Your objective:
Find every line of the listing below where "документы" appears, and copy it.

Exercise inputs:

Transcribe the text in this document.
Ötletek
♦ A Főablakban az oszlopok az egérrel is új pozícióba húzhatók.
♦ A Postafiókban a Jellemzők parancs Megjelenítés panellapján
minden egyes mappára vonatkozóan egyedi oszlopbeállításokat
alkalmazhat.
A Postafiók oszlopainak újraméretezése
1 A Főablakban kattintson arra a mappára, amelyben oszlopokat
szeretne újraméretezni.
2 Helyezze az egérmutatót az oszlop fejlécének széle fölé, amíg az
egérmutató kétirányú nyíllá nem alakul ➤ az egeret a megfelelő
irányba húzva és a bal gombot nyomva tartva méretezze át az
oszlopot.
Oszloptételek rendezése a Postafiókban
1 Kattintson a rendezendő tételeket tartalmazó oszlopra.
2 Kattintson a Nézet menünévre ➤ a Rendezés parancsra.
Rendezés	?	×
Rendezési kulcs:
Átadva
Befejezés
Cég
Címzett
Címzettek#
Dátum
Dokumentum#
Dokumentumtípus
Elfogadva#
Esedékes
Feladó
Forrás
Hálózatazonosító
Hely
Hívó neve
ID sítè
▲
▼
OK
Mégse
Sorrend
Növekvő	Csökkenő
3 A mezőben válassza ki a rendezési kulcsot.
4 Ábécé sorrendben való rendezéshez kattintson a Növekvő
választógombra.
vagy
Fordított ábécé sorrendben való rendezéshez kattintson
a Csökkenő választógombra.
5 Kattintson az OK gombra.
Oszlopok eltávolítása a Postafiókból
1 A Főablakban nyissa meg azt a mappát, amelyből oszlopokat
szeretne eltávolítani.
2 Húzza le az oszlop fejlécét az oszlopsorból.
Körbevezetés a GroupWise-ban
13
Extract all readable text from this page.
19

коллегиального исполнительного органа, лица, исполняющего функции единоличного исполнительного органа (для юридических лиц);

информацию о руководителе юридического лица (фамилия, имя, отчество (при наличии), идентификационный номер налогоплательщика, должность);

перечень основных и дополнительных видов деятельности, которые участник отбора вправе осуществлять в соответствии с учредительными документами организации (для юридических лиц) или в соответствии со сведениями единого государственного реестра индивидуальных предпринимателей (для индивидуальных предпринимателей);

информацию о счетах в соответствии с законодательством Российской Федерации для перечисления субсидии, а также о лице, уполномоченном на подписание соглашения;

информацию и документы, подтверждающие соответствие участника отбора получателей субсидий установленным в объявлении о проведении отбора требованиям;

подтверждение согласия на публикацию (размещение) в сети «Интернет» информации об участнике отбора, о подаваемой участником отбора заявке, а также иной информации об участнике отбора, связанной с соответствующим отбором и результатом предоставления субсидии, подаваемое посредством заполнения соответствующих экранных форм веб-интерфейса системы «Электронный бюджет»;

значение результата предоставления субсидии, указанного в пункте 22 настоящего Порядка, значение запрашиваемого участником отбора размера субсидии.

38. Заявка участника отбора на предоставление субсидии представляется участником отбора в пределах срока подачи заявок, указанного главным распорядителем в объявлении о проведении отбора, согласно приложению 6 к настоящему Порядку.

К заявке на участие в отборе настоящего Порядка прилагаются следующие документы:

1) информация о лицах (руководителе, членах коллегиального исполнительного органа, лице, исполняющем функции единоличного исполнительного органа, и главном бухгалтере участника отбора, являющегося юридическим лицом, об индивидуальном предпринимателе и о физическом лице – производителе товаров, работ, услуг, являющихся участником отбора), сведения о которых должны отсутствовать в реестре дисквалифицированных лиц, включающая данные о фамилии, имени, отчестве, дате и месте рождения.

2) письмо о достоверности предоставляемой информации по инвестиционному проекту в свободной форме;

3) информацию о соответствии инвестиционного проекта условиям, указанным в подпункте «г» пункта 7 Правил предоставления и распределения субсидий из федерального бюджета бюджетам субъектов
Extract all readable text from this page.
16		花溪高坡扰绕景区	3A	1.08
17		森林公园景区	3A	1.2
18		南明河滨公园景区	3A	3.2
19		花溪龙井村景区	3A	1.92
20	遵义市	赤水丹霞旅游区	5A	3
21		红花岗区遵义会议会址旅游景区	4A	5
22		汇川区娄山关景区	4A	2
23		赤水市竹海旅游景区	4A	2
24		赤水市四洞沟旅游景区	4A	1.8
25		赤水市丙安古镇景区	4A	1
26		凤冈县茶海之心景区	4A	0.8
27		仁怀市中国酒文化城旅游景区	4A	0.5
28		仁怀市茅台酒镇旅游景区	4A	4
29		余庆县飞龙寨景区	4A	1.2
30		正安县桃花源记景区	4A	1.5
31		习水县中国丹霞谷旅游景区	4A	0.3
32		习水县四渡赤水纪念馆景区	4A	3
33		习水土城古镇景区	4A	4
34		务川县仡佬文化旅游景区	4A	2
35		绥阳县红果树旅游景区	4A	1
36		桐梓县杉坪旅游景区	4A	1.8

Written answer:
информацию и документы, подтверждающие соответствие участника отбора получателей субсидий установленным в объявлении о проведении отбора требованиям;
К заявке на участие в отборе настоящего Порядка прилагаются следующие документы:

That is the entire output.